Saved entries
#####
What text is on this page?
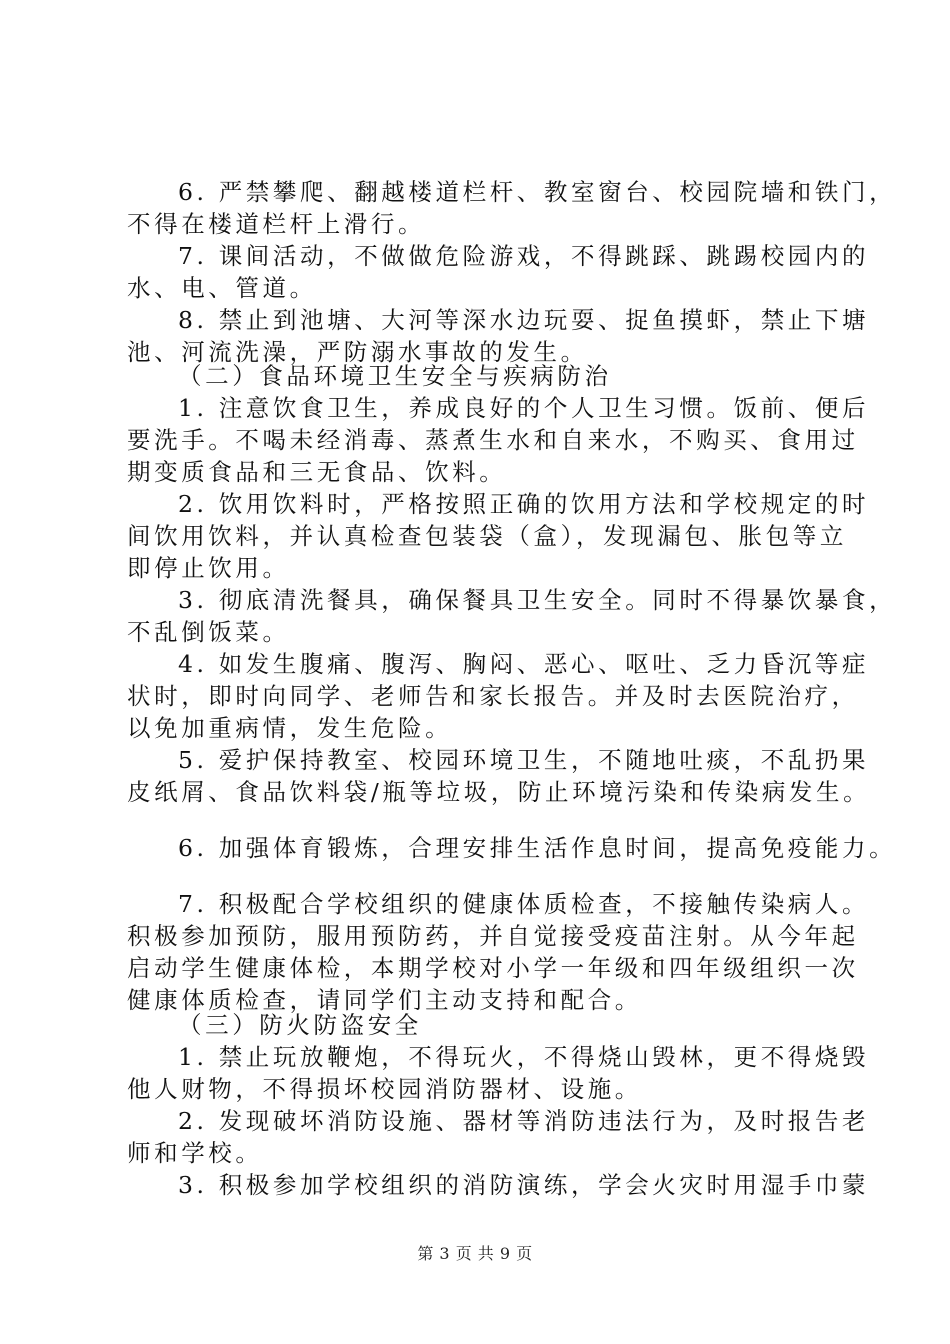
6. 严禁攀爬、翻越楼道栏杆、教室窗台、校园院墙和铁门，
不得在楼道栏杆上滑行。
7. 课间活动，不做做危险游戏，不得跳踩、跳踢校园内的
水、电、管道。
8. 禁止到池塘、大河等深水边玩耍、捉鱼摸虾，禁止下塘
池、河流洗澡，严防溺水事故的发生。
（二）食品环境卫生安全与疾病防治
1. 注意饮食卫生，养成良好的个人卫生习惯。饭前、便后
要洗手。不喝未经消毒、蒸煮生水和自来水，不购买、食用过
期变质食品和三无食品、饮料。
2. 饮用饮料时，严格按照正确的饮用方法和学校规定的时
间饮用饮料，并认真检查包装袋（盒），发现漏包、胀包等立
即停止饮用。
3. 彻底清洗餐具，确保餐具卫生安全。同时不得暴饮暴食，
不乱倒饭菜。
4. 如发生腹痛、腹泻、胸闷、恶心、呕吐、乏力昏沉等症
状时，即时向同学、老师告和家长报告。并及时去医院治疗，
以免加重病情，发生危险。
5. 爱护保持教室、校园环境卫生，不随地吐痰，不乱扔果
皮纸屑、食品饮料袋/瓶等垃圾，防止环境污染和传染病发生。
6. 加强体育锻炼，合理安排生活作息时间，提高免疫能力。
7. 积极配合学校组织的健康体质检查，不接触传染病人。
积极参加预防，服用预防药，并自觉接受疫苗注射。从今年起
启动学生健康体检，本期学校对小学一年级和四年级组织一次
健康体质检查，请同学们主动支持和配合。
（三）防火防盗安全
1. 禁止玩放鞭炮，不得玩火，不得烧山毁林，更不得烧毁
他人财物，不得损坏校园消防器材、设施。
2. 发现破坏消防设施、器材等消防违法行为，及时报告老
师和学校。
3. 积极参加学校组织的消防演练，学会火灾时用湿手巾蒙
第 3 页 共 9 页
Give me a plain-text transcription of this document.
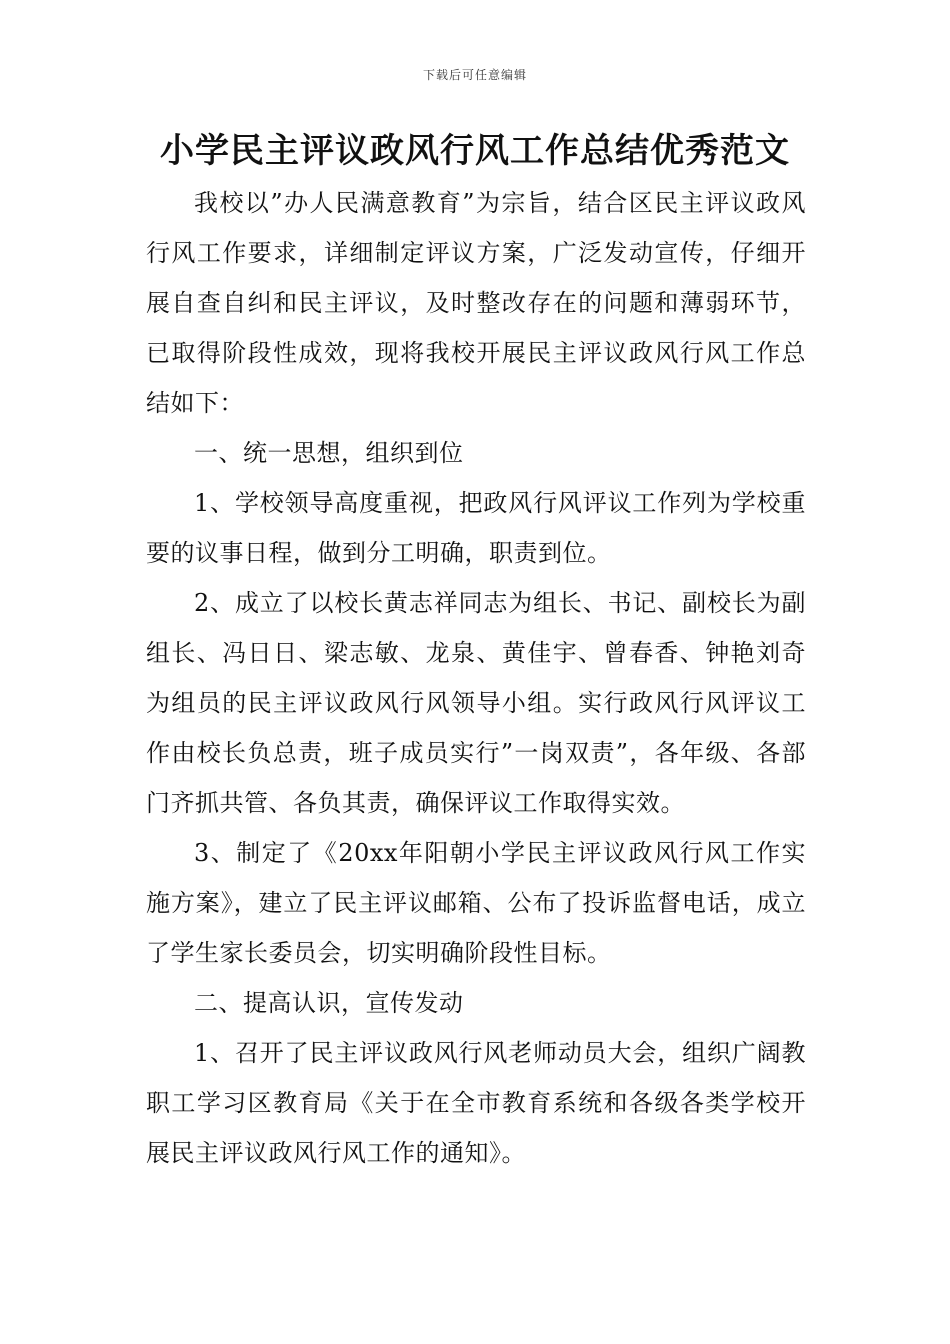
下载后可任意编辑
小学民主评议政风行风工作总结优秀范文

我校以”办人民满意教育”为宗旨，结合区民主评议政风行风工作要求，详细制定评议方案，广泛发动宣传，仔细开展自查自纠和民主评议，及时整改存在的问题和薄弱环节，已取得阶段性成效，现将我校开展民主评议政风行风工作总结如下：

一、统一思想，组织到位

1、学校领导高度重视，把政风行风评议工作列为学校重要的议事日程，做到分工明确，职责到位。

2、成立了以校长黄志祥同志为组长、书记、副校长为副组长、冯日日、梁志敏、龙泉、黄佳宇、曾春香、钟艳刘奇为组员的民主评议政风行风领导小组。实行政风行风评议工作由校长负总责，班子成员实行”一岗双责”，各年级、各部门齐抓共管、各负其责，确保评议工作取得实效。

3、制定了《20xx年阳朝小学民主评议政风行风工作实施方案》，建立了民主评议邮箱、公布了投诉监督电话，成立了学生家长委员会，切实明确阶段性目标。

二、提高认识，宣传发动

1、召开了民主评议政风行风老师动员大会，组织广阔教职工学习区教育局《关于在全市教育系统和各级各类学校开展民主评议政风行风工作的通知》。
#####
▸ Stated exercise
Leave the pictures out, and please copy only the lines from the one with "Give me a plain-text" through the end of the listing.

▸ Exercise answer
Give me a plain-text transcription of this document.
下载后可任意编辑
小学民主评议政风行风工作总结优秀范文

我校以”办人民满意教育”为宗旨，结合区民主评议政风行风工作要求，详细制定评议方案，广泛发动宣传，仔细开展自查自纠和民主评议，及时整改存在的问题和薄弱环节，已取得阶段性成效，现将我校开展民主评议政风行风工作总结如下：

一、统一思想，组织到位

1、学校领导高度重视，把政风行风评议工作列为学校重要的议事日程，做到分工明确，职责到位。

2、成立了以校长黄志祥同志为组长、书记、副校长为副组长、冯日日、梁志敏、龙泉、黄佳宇、曾春香、钟艳刘奇为组员的民主评议政风行风领导小组。实行政风行风评议工作由校长负总责，班子成员实行”一岗双责”，各年级、各部门齐抓共管、各负其责，确保评议工作取得实效。

3、制定了《20xx年阳朝小学民主评议政风行风工作实施方案》，建立了民主评议邮箱、公布了投诉监督电话，成立了学生家长委员会，切实明确阶段性目标。

二、提高认识，宣传发动

1、召开了民主评议政风行风老师动员大会，组织广阔教职工学习区教育局《关于在全市教育系统和各级各类学校开展民主评议政风行风工作的通知》。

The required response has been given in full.